Gut microbiota composition: Challenges for studies of diet and health
To date, microbiome research has largely focused on measures of microbial composition based on sequencing one or more regions of the 16S rRNA marker gene[37–40]. 16S rRNA is an evolutionarily well-conserved prokaryotic gene found in all bacteria and archaea, with sufficient variability in gene regions to allow taxonomic assignment of microbiota to the genus level[41]. Characterization of the gut microbiota based on 16S rRNA include the relative abundance of specific taxonomic groups, as well as ecologic measures of the microbiome as a whole, such as diversity and richness[38].
16S rRNA remains easiest, fastest, and most affordable approach for characterizing the microbial community with respect to taxonomic composition, but it is limited in its ability to provide detailed understanding of gut microbiota functioning. High-throughput sequencing technology has made it economically feasible for researchers to further examine the role of the gut microbiota in health by obtaining a comprehensive survey of genes in the microbiota, using whole genome sequencing (WGS), termed metagenomics[40]. WGS data allows taxonomic assignment at a finer level than 16S rRNA and profiles the genes present in the microbiota, which can be mapped to metabolic pathways, providing a measure of functional potential[42].
The NIH-funded Human Microbiome Project (HMP) generated 16S rRNA and WGS data for microbial communities from multiple body locations, including gut, in roughly 300 U.S. adults[43]. A primary goal of the HMP was to establish the taxonomic entities and composition that constitute a healthy gut microbiota in humans[44]. However, a clearly-defined core microbiota has defied easy identification; rather, the HMP and other studies have found large variation in the taxonomic composition of the gut microbiota among healthy individuals[43]. For example, initial animal and human studies supported associations between obesity and the ratio of Firmicutes to Bacteroidetes, the two most abundant phyla in the human gut microbiota. In one study, ob/ob mice had a greater abundance of Firmicutes relative to Bacteroidetes (F/B ratio) than lean mice[45]. A study of 12 human subjects also found that obese individuals had a higher F/B ratio[20]. In an intervention of calorie-restricted diets, weight loss was associated with decreases in F/B, irrespective of macronutrient composition (low-fat or low-carbohydrate)[20]. Although several subsequent studies reported similar findings, however, other studies showed no F/B difference between obese and lean individuals, the reverse association (lower F/B in obese vs. lean), or no change in F/B with weight loss[46].

ENTRIES SUPPLIED:
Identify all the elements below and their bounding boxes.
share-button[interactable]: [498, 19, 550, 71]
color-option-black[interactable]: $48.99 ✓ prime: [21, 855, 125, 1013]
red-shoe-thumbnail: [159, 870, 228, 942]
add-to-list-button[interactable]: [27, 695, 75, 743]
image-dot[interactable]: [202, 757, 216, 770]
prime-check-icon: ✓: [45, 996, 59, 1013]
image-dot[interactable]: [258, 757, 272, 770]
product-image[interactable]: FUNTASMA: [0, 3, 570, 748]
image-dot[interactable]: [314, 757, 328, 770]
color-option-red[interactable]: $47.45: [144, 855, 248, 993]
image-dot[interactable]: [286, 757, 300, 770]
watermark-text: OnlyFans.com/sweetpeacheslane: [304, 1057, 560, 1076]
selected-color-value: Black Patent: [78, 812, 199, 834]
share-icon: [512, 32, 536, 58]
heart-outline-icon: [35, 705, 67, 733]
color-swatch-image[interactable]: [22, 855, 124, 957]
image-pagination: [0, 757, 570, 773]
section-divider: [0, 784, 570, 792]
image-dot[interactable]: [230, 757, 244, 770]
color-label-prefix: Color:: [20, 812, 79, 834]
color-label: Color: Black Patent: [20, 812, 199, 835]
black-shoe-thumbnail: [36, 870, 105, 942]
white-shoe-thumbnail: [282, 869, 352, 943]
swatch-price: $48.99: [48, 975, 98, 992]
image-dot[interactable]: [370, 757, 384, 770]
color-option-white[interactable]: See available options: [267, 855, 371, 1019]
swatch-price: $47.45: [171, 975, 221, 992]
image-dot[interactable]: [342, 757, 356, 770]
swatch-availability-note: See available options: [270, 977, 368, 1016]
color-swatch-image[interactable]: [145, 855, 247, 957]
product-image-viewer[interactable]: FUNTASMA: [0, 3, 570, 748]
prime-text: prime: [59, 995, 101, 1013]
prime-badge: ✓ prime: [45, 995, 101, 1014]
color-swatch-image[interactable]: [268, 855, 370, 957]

EXERCISE A:
Answer these questions from the gut microbiota passage:
(i) Roughly how many U.S. adults did the Human Microbiome Project generate data for?
(ii) Which two phyla are named as the most abundant in the human gut microbiota?
(iii) What term is given to obtaining a comprehensive survey of genes in the microbiota using whole genome sequencing?
EXERCISE B: Echo the gut microbiota passage, starting with "Gut microbiota composition: Challenges" and going on through "diversity and richness[38].".
EXERCISE C: Put this sentence from the gut microbiota passage into Spanish: "For example, initial animal and human studies supported associations between obesity and the ratio of Firmicutes to Bacteroidetes, the two most abundant phyla in the human gut microbiota."
None of the listing is needed here.

WRITTEN REPLY A:
(i) Roughly 300
(ii) Firmicutes and Bacteroidetes
(iii) Metagenomics

WRITTEN REPLY B:
Gut microbiota composition: Challenges for studies of diet and health
To date, microbiome research has largely focused on measures of microbial composition based on sequencing one or more regions of the 16S rRNA marker gene[37–40]. 16S rRNA is an evolutionarily well-conserved prokaryotic gene found in all bacteria and archaea, with sufficient variability in gene regions to allow taxonomic assignment of microbiota to the genus level[41]. Characterization of the gut microbiota based on 16S rRNA include the relative abundance of specific taxonomic groups, as well as ecologic measures of the microbiome as a whole, such as diversity and richness[38].

WRITTEN REPLY C: Por ejemplo, los estudios iniciales en animales y en humanos respaldaron asociaciones entre la obesidad y la proporción de Firmicutes respecto a Bacteroidetes, los dos filos más abundantes en la microbiota intestinal humana.